本文抜粋.
'''

連載コラム 地政学リスクの今を読み解く

「企業の地政学リスク対応実態調査 2024」から見る企業動向とは

  • 2024-09-19

PwC Japanグループでは、2019年、2021年、2022年、2023年に続いて第5回となる「企業の地政学リスク対応実態調査2024」を2024年7月に実施しました。

米中両国間の緊張は長期化し、中東情勢やウクライナ紛争も収束の兆しが見えず、経済安全保障環境の複雑化が進むなか、日本企業は今、何を脅威と感じ、どのような対応を行っているのでしょうか。

<本稿のポイント>

  • 2023年から中東情勢が緊迫化し、2024年11月の米国大統領選挙を間近に控えるなか、海外で事業を展開する日本企業の地政学リスクレベルの認識は過去最高を更新。地政学リスクマネジメントの重要性認識も高い水準で推移している。
  • 最も懸念される地政学リスクは3年連続でサイバー脅威が首位となるも、脆弱性把握や脅威対策などの対応は必ずしも十分に進んでいない。
  • 米国大統領選挙、中東情勢、台湾有事リスク、中国事業リスク、日本の経済安全保障推進法への対応など、自社への影響が大きい地政学リスクや法規制について、影響分析やシナリオ検討など一定程度対応が進んでいる実態が明らかに。
  • 日本企業においては、年々変化・多様化する地政学リスクを俯瞰し、経営戦略上重要な地政学リスクを選び出し、優先順位を付けたうえで対応に取り組み、自社の戦略ポートフォリオや技術に実装していくことが求められる。

'''

要素の位置一覧
'''

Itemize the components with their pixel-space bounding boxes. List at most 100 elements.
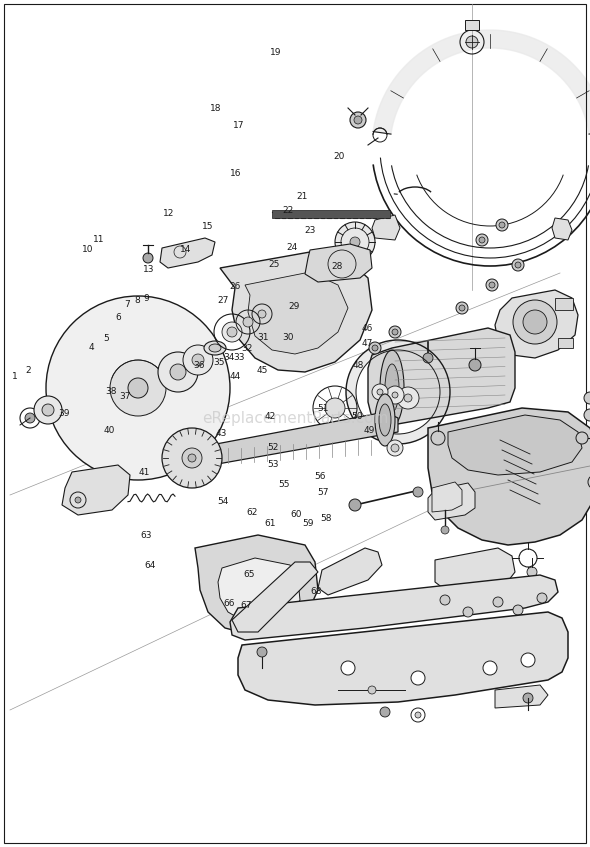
Text: 64: 64 xyxy=(145,562,156,570)
Text: 34: 34 xyxy=(223,353,235,362)
Polygon shape xyxy=(495,290,578,358)
Polygon shape xyxy=(195,535,318,635)
Text: 35: 35 xyxy=(214,358,225,367)
Circle shape xyxy=(584,409,590,421)
Circle shape xyxy=(413,487,423,497)
Text: 55: 55 xyxy=(278,480,290,489)
Polygon shape xyxy=(305,244,372,282)
Text: 66: 66 xyxy=(223,599,235,607)
Text: 18: 18 xyxy=(209,104,221,113)
Text: 37: 37 xyxy=(119,392,131,401)
Text: 52: 52 xyxy=(267,443,278,451)
Circle shape xyxy=(411,671,425,685)
Text: 27: 27 xyxy=(217,296,229,305)
Text: 10: 10 xyxy=(81,246,93,254)
Text: 7: 7 xyxy=(124,301,130,309)
Circle shape xyxy=(392,392,398,398)
Text: 46: 46 xyxy=(361,324,373,333)
Polygon shape xyxy=(238,612,568,705)
Circle shape xyxy=(386,386,404,404)
Text: 17: 17 xyxy=(233,121,245,130)
Circle shape xyxy=(391,444,399,452)
Polygon shape xyxy=(552,218,572,240)
Ellipse shape xyxy=(209,344,221,352)
Circle shape xyxy=(515,262,521,268)
Text: 43: 43 xyxy=(215,429,227,438)
Circle shape xyxy=(143,253,153,263)
Text: 33: 33 xyxy=(233,353,245,362)
Text: 5: 5 xyxy=(103,335,109,343)
Bar xyxy=(555,298,573,310)
Text: 9: 9 xyxy=(143,294,149,302)
Circle shape xyxy=(354,116,362,124)
Circle shape xyxy=(170,364,186,380)
Text: 24: 24 xyxy=(286,243,298,252)
Text: 12: 12 xyxy=(162,209,174,218)
Text: 42: 42 xyxy=(264,412,276,421)
Circle shape xyxy=(325,398,345,418)
Circle shape xyxy=(479,237,485,243)
Polygon shape xyxy=(495,685,548,708)
Circle shape xyxy=(483,661,497,675)
Circle shape xyxy=(499,222,505,228)
Circle shape xyxy=(404,394,412,402)
Polygon shape xyxy=(245,272,348,354)
Text: 11: 11 xyxy=(93,235,105,244)
Circle shape xyxy=(350,112,366,128)
Circle shape xyxy=(397,387,419,409)
Text: 13: 13 xyxy=(143,265,155,274)
Circle shape xyxy=(392,329,398,335)
Text: eReplacementParts.com: eReplacementParts.com xyxy=(202,411,388,425)
Ellipse shape xyxy=(380,350,404,426)
Text: 14: 14 xyxy=(180,246,192,254)
Circle shape xyxy=(415,712,421,718)
Circle shape xyxy=(128,378,148,398)
Text: 65: 65 xyxy=(243,570,255,579)
Circle shape xyxy=(387,440,403,456)
Text: 39: 39 xyxy=(58,409,70,418)
Circle shape xyxy=(521,653,535,667)
Text: 58: 58 xyxy=(320,514,332,523)
Circle shape xyxy=(243,317,253,327)
Text: 1: 1 xyxy=(12,373,18,381)
Text: 59: 59 xyxy=(302,519,314,528)
Text: 16: 16 xyxy=(230,169,242,178)
Text: 40: 40 xyxy=(103,426,115,435)
Text: 26: 26 xyxy=(229,282,241,291)
Circle shape xyxy=(537,593,547,603)
Text: 49: 49 xyxy=(363,426,375,435)
Circle shape xyxy=(456,302,468,314)
Circle shape xyxy=(377,389,383,395)
Circle shape xyxy=(459,305,465,311)
Circle shape xyxy=(349,499,361,511)
Bar xyxy=(558,338,573,348)
Circle shape xyxy=(513,300,557,344)
Polygon shape xyxy=(220,252,372,372)
Text: 41: 41 xyxy=(139,468,150,477)
Text: 29: 29 xyxy=(288,302,300,311)
Polygon shape xyxy=(346,340,450,444)
Circle shape xyxy=(257,647,267,657)
Ellipse shape xyxy=(204,341,226,355)
Text: 53: 53 xyxy=(267,460,278,468)
Text: 62: 62 xyxy=(247,508,258,517)
Text: 48: 48 xyxy=(353,362,365,370)
Circle shape xyxy=(110,360,166,416)
Text: 47: 47 xyxy=(361,339,373,347)
Circle shape xyxy=(350,237,360,247)
Circle shape xyxy=(489,282,495,288)
Polygon shape xyxy=(435,548,515,592)
Text: 32: 32 xyxy=(241,345,253,353)
Text: 19: 19 xyxy=(270,48,282,57)
Text: 54: 54 xyxy=(217,497,229,506)
Text: 56: 56 xyxy=(314,472,326,480)
Circle shape xyxy=(372,345,378,351)
Polygon shape xyxy=(218,558,300,625)
Polygon shape xyxy=(373,30,590,134)
Circle shape xyxy=(372,384,388,400)
Circle shape xyxy=(380,707,390,717)
Circle shape xyxy=(486,279,498,291)
Text: 45: 45 xyxy=(257,367,268,375)
Text: 57: 57 xyxy=(317,489,329,497)
Polygon shape xyxy=(232,562,318,632)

'''

作業内容.
(1) 本文抜粋の「本稿のポイント」で、影響分析やシナリオ検討など一定程度対応が進んでいるとされる地政学リスクや法規制をすべて挙げよ。
(2) 入力データの行のうち、「Text: 64: 64 xyxy=(145,562,156,570)」を含む行から「Circle shape xyxy=(404,394,412,402)」を含む行までを、両端の行も含めて書き直せ。「Circle shape」は「Round shape」に改名し、ほかは一切変えず、その範囲の行だけを示すこと。

解答.
(1)
- 米国大統領選挙
- 中東情勢
- 台湾有事リスク
- 中国事業リスク
- 日本の経済安全保障推進法への対応

(2)
Text: 64: 64 xyxy=(145,562,156,570)
Text: 34: 34 xyxy=(223,353,235,362)
Polygon shape xyxy=(495,290,578,358)
Polygon shape xyxy=(195,535,318,635)
Text: 35: 35 xyxy=(214,358,225,367)
Round shape xyxy=(584,409,590,421)
Round shape xyxy=(413,487,423,497)
Text: 55: 55 xyxy=(278,480,290,489)
Polygon shape xyxy=(305,244,372,282)
Text: 66: 66 xyxy=(223,599,235,607)
Text: 18: 18 xyxy=(209,104,221,113)
Text: 37: 37 xyxy=(119,392,131,401)
Text: 52: 52 xyxy=(267,443,278,451)
Round shape xyxy=(411,671,425,685)
Text: 27: 27 xyxy=(217,296,229,305)
Text: 10: 10 xyxy=(81,246,93,254)
Text: 7: 7 xyxy=(124,301,130,309)
Round shape xyxy=(392,392,398,398)
Text: 46: 46 xyxy=(361,324,373,333)
Polygon shape xyxy=(238,612,568,705)
Round shape xyxy=(386,386,404,404)
Text: 17: 17 xyxy=(233,121,245,130)
Round shape xyxy=(391,444,399,452)
Polygon shape xyxy=(552,218,572,240)
Ellipse shape xyxy=(209,344,221,352)
Round shape xyxy=(515,262,521,268)
Text: 43: 43 xyxy=(215,429,227,438)
Round shape xyxy=(143,253,153,263)
Text: 33: 33 xyxy=(233,353,245,362)
Text: 5: 5 xyxy=(103,335,109,343)
Bar xyxy=(555,298,573,310)
Text: 9: 9 xyxy=(143,294,149,302)
Round shape xyxy=(354,116,362,124)
Round shape xyxy=(170,364,186,380)
Text: 24: 24 xyxy=(286,243,298,252)
Text: 12: 12 xyxy=(162,209,174,218)
Text: 42: 42 xyxy=(264,412,276,421)
Round shape xyxy=(325,398,345,418)
Round shape xyxy=(479,237,485,243)
Polygon shape xyxy=(495,685,548,708)
Round shape xyxy=(483,661,497,675)
Round shape xyxy=(499,222,505,228)
Round shape xyxy=(404,394,412,402)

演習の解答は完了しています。